> _TASK DATA_:
--- Begin ---

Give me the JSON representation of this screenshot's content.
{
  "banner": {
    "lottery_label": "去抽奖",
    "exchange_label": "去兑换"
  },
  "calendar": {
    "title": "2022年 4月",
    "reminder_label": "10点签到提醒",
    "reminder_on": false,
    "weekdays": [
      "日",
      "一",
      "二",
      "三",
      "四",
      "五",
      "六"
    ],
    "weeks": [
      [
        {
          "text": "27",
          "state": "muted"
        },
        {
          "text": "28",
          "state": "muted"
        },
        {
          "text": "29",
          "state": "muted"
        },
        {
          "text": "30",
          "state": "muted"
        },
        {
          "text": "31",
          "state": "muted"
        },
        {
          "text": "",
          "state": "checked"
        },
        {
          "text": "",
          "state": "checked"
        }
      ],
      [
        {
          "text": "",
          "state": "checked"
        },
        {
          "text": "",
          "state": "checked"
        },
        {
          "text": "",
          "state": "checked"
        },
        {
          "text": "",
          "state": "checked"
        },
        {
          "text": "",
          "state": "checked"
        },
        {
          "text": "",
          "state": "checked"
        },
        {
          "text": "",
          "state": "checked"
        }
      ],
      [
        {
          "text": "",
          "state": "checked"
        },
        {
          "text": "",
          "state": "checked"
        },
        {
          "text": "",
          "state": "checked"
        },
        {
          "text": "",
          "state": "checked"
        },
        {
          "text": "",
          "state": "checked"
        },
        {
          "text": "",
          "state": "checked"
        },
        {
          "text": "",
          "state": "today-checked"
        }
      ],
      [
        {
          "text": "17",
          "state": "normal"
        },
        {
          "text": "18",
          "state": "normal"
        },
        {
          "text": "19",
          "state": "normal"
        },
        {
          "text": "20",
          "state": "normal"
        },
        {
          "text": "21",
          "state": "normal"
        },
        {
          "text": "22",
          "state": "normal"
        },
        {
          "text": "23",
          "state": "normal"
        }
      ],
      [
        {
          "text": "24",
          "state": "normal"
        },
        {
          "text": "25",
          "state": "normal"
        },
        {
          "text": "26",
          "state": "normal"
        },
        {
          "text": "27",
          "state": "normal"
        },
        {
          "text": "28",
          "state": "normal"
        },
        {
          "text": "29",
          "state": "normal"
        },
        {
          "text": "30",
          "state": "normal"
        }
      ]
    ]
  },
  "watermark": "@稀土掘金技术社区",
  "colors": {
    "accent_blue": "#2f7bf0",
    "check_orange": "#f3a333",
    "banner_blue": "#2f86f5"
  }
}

--- End ---

> _YOUR GOAL_: All of the data shown above must be copied exactly.

> _CORRECT OUTPUT_:
Give me the JSON representation of this screenshot's content.
{
  "banner": {
    "lottery_label": "去抽奖",
    "exchange_label": "去兑换"
  },
  "calendar": {
    "title": "2022年 4月",
    "reminder_label": "10点签到提醒",
    "reminder_on": false,
    "weekdays": [
      "日",
      "一",
      "二",
      "三",
      "四",
      "五",
      "六"
    ],
    "weeks": [
      [
        {
          "text": "27",
          "state": "muted"
        },
        {
          "text": "28",
          "state": "muted"
        },
        {
          "text": "29",
          "state": "muted"
        },
        {
          "text": "30",
          "state": "muted"
        },
        {
          "text": "31",
          "state": "muted"
        },
        {
          "text": "",
          "state": "checked"
        },
        {
          "text": "",
          "state": "checked"
        }
      ],
      [
        {
          "text": "",
          "state": "checked"
        },
        {
          "text": "",
          "state": "checked"
        },
        {
          "text": "",
          "state": "checked"
        },
        {
          "text": "",
          "state": "checked"
        },
        {
          "text": "",
          "state": "checked"
        },
        {
          "text": "",
          "state": "checked"
        },
        {
          "text": "",
          "state": "checked"
        }
      ],
      [
        {
          "text": "",
          "state": "checked"
        },
        {
          "text": "",
          "state": "checked"
        },
        {
          "text": "",
          "state": "checked"
        },
        {
          "text": "",
          "state": "checked"
        },
        {
          "text": "",
          "state": "checked"
        },
        {
          "text": "",
          "state": "checked"
        },
        {
          "text": "",
          "state": "today-checked"
        }
      ],
      [
        {
          "text": "17",
          "state": "normal"
        },
        {
          "text": "18",
          "state": "normal"
        },
        {
          "text": "19",
          "state": "normal"
        },
        {
          "text": "20",
          "state": "normal"
        },
        {
          "text": "21",
          "state": "normal"
        },
        {
          "text": "22",
          "state": "normal"
        },
        {
          "text": "23",
          "state": "normal"
        }
      ],
      [
        {
          "text": "24",
          "state": "normal"
        },
        {
          "text": "25",
          "state": "normal"
        },
        {
          "text": "26",
          "state": "normal"
        },
        {
          "text": "27",
          "state": "normal"
        },
        {
          "text": "28",
          "state": "normal"
        },
        {
          "text": "29",
          "state": "normal"
        },
        {
          "text": "30",
          "state": "normal"
        }
      ]
    ]
  },
  "watermark": "@稀土掘金技术社区",
  "colors": {
    "accent_blue": "#2f7bf0",
    "check_orange": "#f3a333",
    "banner_blue": "#2f86f5"
  }
}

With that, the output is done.